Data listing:

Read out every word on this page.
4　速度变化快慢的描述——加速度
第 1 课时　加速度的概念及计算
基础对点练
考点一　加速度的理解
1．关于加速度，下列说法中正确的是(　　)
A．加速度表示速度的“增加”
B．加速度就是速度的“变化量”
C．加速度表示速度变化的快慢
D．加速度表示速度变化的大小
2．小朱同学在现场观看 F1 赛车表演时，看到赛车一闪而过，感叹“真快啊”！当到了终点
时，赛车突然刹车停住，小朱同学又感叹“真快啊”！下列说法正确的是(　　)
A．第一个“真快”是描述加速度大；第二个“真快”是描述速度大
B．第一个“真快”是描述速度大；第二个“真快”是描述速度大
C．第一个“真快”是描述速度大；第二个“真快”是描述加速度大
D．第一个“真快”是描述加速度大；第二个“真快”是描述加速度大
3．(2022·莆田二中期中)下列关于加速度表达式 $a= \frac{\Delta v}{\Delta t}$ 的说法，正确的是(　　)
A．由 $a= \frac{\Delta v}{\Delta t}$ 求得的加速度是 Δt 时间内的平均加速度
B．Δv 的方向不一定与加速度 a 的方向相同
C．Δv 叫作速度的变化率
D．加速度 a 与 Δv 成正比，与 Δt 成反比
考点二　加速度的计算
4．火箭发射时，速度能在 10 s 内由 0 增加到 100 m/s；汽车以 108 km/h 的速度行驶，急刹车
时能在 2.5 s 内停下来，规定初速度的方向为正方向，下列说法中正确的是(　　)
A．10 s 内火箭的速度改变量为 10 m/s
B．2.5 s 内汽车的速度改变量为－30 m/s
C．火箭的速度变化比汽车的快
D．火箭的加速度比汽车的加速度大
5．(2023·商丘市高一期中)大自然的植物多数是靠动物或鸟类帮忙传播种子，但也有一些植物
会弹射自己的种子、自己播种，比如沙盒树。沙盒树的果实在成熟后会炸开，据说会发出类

• What to work on
From the data above, show each line that contains "下列说法中正确的是".

• Correct response
1．关于加速度，下列说法中正确的是(　　)
时能在 2.5 s 内停下来，规定初速度的方向为正方向，下列说法中正确的是(　　)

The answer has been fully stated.